- _TASK TO COMPLETE_
Count the lines in the records below that contain the word "Suprimido", and give only that number.
[begin PROVIDED RECORDS]
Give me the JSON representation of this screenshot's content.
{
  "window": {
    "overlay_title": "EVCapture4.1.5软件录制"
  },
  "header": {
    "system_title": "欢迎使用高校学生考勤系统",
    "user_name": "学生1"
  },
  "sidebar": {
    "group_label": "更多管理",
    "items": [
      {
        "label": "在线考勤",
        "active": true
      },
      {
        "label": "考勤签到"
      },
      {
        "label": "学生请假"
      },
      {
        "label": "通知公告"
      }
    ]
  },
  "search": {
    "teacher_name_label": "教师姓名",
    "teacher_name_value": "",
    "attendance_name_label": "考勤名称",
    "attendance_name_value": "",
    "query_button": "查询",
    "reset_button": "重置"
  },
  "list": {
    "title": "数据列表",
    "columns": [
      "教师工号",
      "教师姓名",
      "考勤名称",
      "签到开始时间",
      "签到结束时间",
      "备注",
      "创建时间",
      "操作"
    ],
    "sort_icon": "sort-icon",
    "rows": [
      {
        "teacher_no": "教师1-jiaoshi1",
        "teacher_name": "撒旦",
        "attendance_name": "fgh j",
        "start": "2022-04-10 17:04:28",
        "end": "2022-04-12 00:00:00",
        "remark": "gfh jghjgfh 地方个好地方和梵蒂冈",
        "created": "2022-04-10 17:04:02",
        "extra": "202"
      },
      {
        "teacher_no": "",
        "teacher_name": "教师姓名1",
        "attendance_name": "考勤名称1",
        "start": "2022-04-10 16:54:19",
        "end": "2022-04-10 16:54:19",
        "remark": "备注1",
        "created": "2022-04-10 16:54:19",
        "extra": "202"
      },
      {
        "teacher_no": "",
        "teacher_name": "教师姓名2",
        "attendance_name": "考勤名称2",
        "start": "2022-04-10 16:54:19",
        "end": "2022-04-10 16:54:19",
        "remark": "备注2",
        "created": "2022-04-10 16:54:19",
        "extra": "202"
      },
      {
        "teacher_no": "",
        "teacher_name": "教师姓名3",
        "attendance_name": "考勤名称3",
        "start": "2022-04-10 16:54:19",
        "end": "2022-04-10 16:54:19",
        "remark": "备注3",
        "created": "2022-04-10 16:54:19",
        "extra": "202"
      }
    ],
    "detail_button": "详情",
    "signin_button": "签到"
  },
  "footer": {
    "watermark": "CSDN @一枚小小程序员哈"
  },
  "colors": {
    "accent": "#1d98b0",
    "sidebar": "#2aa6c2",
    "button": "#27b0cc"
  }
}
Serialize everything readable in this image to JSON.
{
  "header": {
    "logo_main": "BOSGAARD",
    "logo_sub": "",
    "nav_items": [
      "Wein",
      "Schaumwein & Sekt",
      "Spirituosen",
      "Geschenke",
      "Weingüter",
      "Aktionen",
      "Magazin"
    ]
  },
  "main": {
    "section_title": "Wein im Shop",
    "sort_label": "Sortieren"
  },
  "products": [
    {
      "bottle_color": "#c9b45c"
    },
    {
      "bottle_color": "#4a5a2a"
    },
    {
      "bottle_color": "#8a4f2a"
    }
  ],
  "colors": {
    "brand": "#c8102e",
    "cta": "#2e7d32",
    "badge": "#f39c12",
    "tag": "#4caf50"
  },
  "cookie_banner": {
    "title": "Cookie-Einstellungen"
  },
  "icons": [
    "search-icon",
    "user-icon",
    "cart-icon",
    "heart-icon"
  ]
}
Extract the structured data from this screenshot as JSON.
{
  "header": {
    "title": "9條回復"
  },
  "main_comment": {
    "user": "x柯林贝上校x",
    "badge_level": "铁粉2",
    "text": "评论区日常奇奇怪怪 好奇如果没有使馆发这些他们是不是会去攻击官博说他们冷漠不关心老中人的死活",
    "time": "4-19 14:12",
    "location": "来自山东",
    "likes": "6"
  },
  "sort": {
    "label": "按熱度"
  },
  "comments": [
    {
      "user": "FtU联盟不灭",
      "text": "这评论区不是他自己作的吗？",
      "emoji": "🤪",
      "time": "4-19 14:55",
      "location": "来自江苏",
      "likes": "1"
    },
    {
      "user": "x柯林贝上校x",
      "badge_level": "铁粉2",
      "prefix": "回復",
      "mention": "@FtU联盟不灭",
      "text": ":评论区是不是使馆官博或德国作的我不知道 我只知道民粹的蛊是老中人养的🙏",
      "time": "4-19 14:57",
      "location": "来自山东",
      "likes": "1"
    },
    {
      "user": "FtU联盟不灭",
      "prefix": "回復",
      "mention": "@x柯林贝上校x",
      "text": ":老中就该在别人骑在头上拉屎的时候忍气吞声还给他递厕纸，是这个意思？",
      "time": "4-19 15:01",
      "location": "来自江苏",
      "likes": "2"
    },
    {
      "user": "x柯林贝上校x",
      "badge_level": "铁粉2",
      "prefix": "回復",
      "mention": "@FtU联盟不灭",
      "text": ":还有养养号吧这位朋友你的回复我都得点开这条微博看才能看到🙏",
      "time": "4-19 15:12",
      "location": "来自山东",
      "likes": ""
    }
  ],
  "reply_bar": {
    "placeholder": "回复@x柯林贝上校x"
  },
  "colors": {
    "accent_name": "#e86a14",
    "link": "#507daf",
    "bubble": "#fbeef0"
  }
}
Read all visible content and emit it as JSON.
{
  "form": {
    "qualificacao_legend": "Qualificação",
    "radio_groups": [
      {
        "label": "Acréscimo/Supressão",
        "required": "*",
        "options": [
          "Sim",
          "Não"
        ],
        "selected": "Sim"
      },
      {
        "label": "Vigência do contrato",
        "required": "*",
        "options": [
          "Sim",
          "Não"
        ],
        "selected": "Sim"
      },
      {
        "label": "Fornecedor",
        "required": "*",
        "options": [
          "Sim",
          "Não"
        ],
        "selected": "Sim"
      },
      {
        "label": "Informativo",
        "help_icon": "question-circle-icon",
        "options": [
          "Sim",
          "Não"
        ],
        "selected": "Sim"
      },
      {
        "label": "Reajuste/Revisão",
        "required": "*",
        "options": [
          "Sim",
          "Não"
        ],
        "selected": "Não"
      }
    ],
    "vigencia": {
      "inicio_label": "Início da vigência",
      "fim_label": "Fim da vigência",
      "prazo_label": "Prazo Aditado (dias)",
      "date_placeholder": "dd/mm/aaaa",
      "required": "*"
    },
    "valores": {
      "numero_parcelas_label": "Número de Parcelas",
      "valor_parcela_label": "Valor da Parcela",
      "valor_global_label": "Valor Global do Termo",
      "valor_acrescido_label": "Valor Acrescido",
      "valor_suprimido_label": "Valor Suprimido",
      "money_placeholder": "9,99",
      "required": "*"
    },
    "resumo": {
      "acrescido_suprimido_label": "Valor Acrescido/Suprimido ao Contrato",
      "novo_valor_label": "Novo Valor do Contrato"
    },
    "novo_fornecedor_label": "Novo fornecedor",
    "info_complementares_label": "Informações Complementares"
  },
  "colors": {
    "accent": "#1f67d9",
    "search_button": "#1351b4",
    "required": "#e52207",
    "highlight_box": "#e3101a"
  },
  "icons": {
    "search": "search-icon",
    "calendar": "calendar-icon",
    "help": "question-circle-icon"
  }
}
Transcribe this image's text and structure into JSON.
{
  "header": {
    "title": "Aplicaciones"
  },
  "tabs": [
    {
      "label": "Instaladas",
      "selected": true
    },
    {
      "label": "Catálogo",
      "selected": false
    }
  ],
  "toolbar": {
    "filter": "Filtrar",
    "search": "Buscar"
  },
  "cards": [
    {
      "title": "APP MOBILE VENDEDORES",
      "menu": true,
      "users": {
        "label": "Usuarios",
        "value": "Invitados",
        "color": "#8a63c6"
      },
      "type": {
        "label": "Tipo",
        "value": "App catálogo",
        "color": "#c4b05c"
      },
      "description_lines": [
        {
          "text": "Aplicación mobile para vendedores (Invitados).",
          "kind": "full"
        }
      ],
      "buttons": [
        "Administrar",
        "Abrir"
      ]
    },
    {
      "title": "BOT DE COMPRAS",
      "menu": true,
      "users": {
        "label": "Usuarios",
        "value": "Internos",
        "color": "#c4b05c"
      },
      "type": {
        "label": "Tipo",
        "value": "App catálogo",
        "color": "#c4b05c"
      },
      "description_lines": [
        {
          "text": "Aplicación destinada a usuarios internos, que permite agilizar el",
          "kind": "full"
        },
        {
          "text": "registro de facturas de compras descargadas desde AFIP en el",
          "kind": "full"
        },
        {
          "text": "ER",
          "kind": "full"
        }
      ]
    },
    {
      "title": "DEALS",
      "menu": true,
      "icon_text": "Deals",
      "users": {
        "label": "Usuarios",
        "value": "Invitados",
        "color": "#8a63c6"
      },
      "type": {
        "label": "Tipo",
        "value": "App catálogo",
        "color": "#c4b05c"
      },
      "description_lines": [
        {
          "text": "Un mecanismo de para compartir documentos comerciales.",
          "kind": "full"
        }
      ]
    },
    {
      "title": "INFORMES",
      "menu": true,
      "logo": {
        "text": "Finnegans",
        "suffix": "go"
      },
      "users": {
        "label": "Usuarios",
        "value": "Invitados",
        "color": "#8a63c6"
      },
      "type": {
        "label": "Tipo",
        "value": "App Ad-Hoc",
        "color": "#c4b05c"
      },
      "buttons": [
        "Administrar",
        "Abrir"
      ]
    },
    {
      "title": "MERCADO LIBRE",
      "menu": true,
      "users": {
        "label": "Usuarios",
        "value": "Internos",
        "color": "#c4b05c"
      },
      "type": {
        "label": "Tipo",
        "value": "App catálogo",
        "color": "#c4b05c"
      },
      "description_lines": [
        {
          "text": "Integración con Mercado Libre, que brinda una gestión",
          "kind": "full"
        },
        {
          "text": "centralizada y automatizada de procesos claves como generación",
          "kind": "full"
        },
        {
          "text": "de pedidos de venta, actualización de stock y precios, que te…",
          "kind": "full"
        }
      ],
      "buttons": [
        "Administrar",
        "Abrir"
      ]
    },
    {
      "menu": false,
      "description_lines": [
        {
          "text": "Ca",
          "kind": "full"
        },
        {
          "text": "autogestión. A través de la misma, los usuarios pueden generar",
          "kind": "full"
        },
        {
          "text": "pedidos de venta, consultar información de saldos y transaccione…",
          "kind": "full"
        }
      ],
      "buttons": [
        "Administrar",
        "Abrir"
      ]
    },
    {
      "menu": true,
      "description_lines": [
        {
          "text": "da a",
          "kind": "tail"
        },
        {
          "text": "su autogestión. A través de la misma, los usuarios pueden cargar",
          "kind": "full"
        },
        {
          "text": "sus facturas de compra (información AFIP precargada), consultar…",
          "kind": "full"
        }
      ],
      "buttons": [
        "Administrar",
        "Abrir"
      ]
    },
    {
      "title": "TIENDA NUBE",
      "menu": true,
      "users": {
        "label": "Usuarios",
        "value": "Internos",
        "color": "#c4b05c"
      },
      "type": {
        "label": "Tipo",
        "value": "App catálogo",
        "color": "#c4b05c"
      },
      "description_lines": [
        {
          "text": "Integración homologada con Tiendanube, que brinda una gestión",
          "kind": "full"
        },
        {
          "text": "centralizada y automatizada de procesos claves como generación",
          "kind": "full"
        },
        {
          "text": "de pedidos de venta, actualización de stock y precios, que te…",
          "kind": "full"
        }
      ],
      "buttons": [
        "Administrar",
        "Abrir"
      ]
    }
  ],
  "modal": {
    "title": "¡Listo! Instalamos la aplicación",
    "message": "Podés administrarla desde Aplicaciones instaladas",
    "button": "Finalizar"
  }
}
[end PROVIDED RECORDS]
- _RESPONSE FOR THIS EXERCISE_
2